**Aim A:** Please return the post on planning, word for word and in full.

**Supplied text:**

----------------------------------------

Usually, planning pays off. I try to take two short vacations alone every year. Writing this blog entry was on my list for this few days at the beach. I began planning what to write about, as I took my hour-long bike ride. The bike ride was planned to happen between 11-12, which allowed time for the beach in the morning, some scrapbooking work before the ride, and most importantly getting the ride in before the predicted thunderstorms this afternoon and evening. For me, planning for thunderstorms at the beach is crucial. It would frustrate me if I missed out on a bike ride because I chose to do indoor activities in the morning and ride later in the day… and then it rained all afternoon. That would turn this planner into a grumpy person for sure. Perhaps I would not feel the need to plan if I had a few weeks at the beach (a luxury I doubt I will ever experience), but when I only have a few days, I want to make the most of every minute. That’s what planners do.
Truth be told, sometimes plans don’t work out. This is where being flexible can come in handy, but I find that it takes more than that for me. I can roll with it if everyday plans change at the last minute. You cannot stay sane as a teacher if you can’t be flexible in that way. (I know my teacher friends are reading this and wondering if I believe any of us are really sane anyway)
I often need to dig deep to make peace with myself about plans that don’t turn out the way I had hoped. I had planned for my children to grow up experiencing a loving happy marriage between both of their parents. I had planned to be fit and thin the rest of my life. I had planned to spend more time with my mom and my family and friends after my children grew up. I had planned to have a savings account at this point in my life so I would not feel vulnerable financially. I had planned to write a book about my teaching experiences. And so it goes. I haven’t necessarily given up on these plans, but as I reflect on my life and where I am now, I realize that my planning may need to shift so that my plan is simply to enjoy life and those who are in my life.
Now that sounds like a plan worth sticking to for now. Wish me luck.

----------------------------------------

**Record list:**
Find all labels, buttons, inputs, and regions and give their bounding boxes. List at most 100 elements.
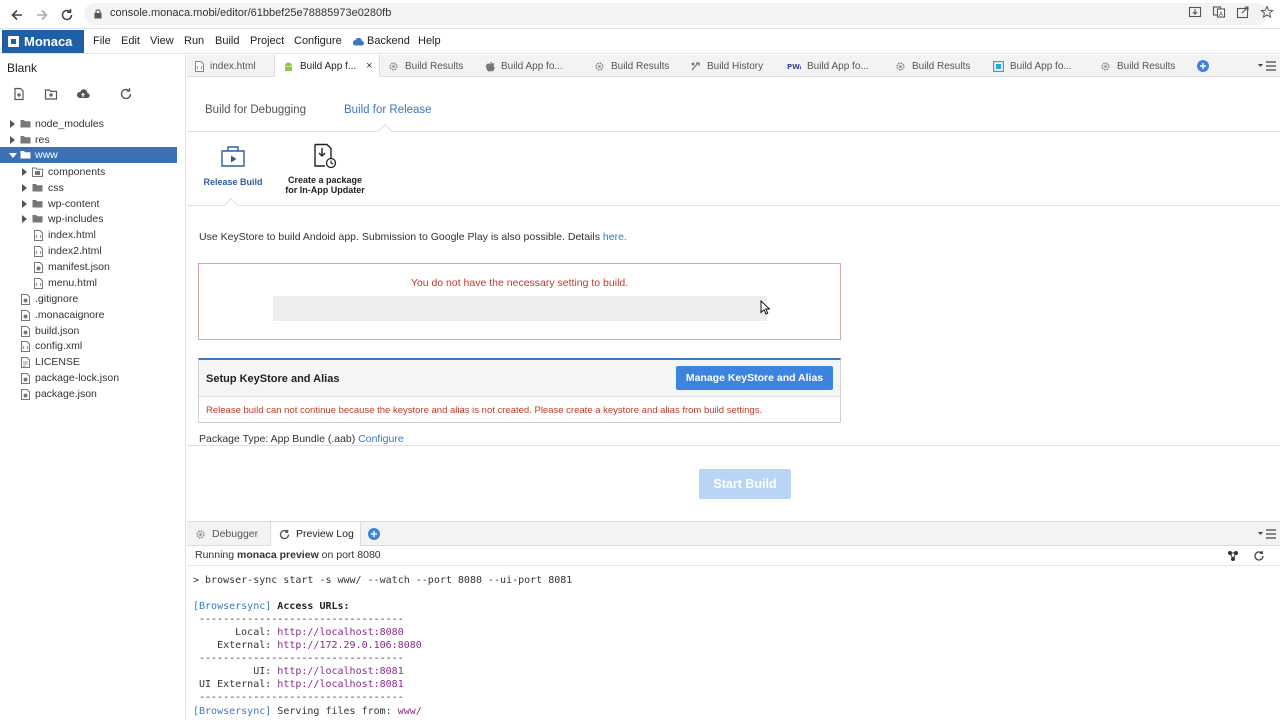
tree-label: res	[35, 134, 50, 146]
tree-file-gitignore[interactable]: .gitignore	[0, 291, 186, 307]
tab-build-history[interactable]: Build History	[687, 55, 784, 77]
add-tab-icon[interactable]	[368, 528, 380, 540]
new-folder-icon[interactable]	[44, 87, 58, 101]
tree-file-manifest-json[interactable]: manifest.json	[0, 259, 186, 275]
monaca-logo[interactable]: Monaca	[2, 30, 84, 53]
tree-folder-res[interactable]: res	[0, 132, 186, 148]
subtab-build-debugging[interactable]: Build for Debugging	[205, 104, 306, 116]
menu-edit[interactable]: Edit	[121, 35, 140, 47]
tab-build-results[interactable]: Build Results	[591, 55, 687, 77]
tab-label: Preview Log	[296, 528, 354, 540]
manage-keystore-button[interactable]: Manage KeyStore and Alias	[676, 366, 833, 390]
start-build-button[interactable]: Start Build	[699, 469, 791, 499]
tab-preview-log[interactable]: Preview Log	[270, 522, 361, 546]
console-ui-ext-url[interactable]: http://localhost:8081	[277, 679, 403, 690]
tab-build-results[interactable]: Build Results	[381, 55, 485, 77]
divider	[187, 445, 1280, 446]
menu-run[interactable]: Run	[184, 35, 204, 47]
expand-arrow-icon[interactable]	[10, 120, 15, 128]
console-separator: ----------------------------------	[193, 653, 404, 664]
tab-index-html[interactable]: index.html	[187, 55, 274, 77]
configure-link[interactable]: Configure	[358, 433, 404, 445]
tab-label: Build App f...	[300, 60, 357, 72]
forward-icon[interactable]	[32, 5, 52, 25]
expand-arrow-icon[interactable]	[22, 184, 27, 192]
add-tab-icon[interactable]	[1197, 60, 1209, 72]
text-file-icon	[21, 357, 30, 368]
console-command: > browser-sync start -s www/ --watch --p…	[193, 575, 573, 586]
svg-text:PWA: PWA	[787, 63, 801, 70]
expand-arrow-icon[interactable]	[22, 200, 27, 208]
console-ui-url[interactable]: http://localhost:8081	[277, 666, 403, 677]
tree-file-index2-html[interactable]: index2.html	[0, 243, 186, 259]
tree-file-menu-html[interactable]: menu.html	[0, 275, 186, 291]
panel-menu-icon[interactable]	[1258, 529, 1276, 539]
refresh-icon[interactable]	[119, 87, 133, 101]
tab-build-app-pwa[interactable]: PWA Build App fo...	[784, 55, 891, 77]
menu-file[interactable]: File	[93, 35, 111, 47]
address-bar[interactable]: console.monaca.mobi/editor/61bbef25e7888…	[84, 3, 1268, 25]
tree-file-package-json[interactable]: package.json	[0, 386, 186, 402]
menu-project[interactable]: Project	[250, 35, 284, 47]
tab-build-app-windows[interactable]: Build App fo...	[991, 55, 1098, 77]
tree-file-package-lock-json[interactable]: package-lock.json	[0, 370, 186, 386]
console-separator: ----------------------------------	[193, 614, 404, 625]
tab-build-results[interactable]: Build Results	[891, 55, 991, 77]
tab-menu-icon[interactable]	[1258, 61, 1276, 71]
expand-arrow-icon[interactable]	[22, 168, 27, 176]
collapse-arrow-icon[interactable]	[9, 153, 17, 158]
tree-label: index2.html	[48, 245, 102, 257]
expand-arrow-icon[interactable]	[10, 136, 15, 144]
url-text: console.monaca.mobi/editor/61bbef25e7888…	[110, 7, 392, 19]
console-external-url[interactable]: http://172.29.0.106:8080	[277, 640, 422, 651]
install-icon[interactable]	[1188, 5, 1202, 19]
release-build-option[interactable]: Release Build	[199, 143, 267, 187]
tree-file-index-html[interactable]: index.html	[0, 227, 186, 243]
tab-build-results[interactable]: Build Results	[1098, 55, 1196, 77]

----------------------------------------

**Aim B:** Rewrite the lines of the records from the line with "134, 50, 146]" up to and including the line with "35, 111, 47]" as a Markdown table with the columns Row and Entry, leaving out blank lines.

**Worked answer A:**
Usually, planning pays off. I try to take two short vacations alone every year. Writing this blog entry was on my list for this few days at the beach. I began planning what to write about, as I took my hour-long bike ride. The bike ride was planned to happen between 11-12, which allowed time for the beach in the morning, some scrapbooking work before the ride, and most importantly getting the ride in before the predicted thunderstorms this afternoon and evening. For me, planning for thunderstorms at the beach is crucial. It would frustrate me if I missed out on a bike ride because I chose to do indoor activities in the morning and ride later in the day… and then it rained all afternoon. That would turn this planner into a grumpy person for sure. Perhaps I would not feel the need to plan if I had a few weeks at the beach (a luxury I doubt I will ever experience), but when I only have a few days, I want to make the most of every minute. That’s what planners do.
Truth be told, sometimes plans don’t work out. This is where being flexible can come in handy, but I find that it takes more than that for me. I can roll with it if everyday plans change at the last minute. You cannot stay sane as a teacher if you can’t be flexible in that way. (I know my teacher friends are reading this and wondering if I believe any of us are really sane anyway)
I often need to dig deep to make peace with myself about plans that don’t turn out the way I had hoped. I had planned for my children to grow up experiencing a loving happy marriage between both of their parents. I had planned to be fit and thin the rest of my life. I had planned to spend more time with my mom and my family and friends after my children grew up. I had planned to have a savings account at this point in my life so I would not feel vulnerable financially. I had planned to write a book about my teaching experiences. And so it goes. I haven’t necessarily given up on these plans, but as I reflect on my life and where I am now, I realize that my planning may need to shift so that my plan is simply to enjoy life and those who are in my life.
Now that sounds like a plan worth sticking to for now. Wish me luck.

**Worked answer B:**
| Row | Entry |
|---|---|
| 1 | tree-label: res	[35, 134, 50, 146] |
| 2 | tree-file-gitignore[interactable]: .gitignore	[0, 291, 186, 307] |
| 3 | tab-build-history[interactable]: Build History	[687, 55, 784, 77] |
| 4 | add-tab-icon[interactable]	[368, 528, 380, 540] |
| 5 | new-folder-icon[interactable]	[44, 87, 58, 101] |
| 6 | tree-file-manifest-json[interactable]: manifest.json	[0, 259, 186, 275] |
| 7 | monaca-logo[interactable]: Monaca	[2, 30, 84, 53] |
| 8 | tree-folder-res[interactable]: res	[0, 132, 186, 148] |
| 9 | subtab-build-debugging[interactable]: Build for Debugging	[205, 104, 306, 116] |
| 10 | menu-edit[interactable]: Edit	[121, 35, 140, 47] |
| 11 | tab-build-results[interactable]: Build Results	[591, 55, 687, 77] |
| 12 | tab-label: Preview Log	[296, 528, 354, 540] |
| 13 | manage-keystore-button[interactable]: Manage KeyStore and Alias	[676, 366, 833, 390] |
| 14 | start-build-button[interactable]: Start Build	[699, 469, 791, 499] |
| 15 | tab-preview-log[interactable]: Preview Log	[270, 522, 361, 546] |
| 16 | console-ui-ext-url[interactable]: http://localhost:8081	[277, 679, 403, 690] |
| 17 | tab-build-results[interactable]: Build Results	[381, 55, 485, 77] |
| 18 | divider	[187, 445, 1280, 446] |
| 19 | menu-run[interactable]: Run	[184, 35, 204, 47] |
| 20 | expand-arrow-icon[interactable]	[10, 120, 15, 128] |
| 21 | console-separator: ----------------------------------	[193, 653, 404, 664] |
| 22 | tab-index-html[interactable]: index.html	[187, 55, 274, 77] |
| 23 | configure-link[interactable]: Configure	[358, 433, 404, 445] |
| 24 | tab-label: Build App f...	[300, 60, 357, 72] |
| 25 | forward-icon[interactable]	[32, 5, 52, 25] |
| 26 | expand-arrow-icon[interactable]	[22, 184, 27, 192] |
| 27 | add-tab-icon[interactable]	[1197, 60, 1209, 72] |
| 28 | text-file-icon	[21, 357, 30, 368] |
| 29 | console-command: > browser-sync start -s www/ --watch --p…	[193, 575, 573, 586] |
| 30 | svg-text:PWA: PWA	[787, 63, 801, 70] |
| 31 | expand-arrow-icon[interactable]	[22, 200, 27, 208] |
| 32 | console-ui-url[interactable]: http://localhost:8081	[277, 666, 403, 677] |
| 33 | tree-file-index2-html[interactable]: index2.html	[0, 243, 186, 259] |
| 34 | tree-file-menu-html[interactable]: menu.html	[0, 275, 186, 291] |
| 35 | panel-menu-icon[interactable]	[1258, 529, 1276, 539] |
| 36 | refresh-icon[interactable]	[119, 87, 133, 101] |
| 37 | tab-build-app-pwa[interactable]: PWA Build App fo...	[784, 55, 891, 77] |
| 38 | menu-file[interactable]: File	[93, 35, 111, 47] |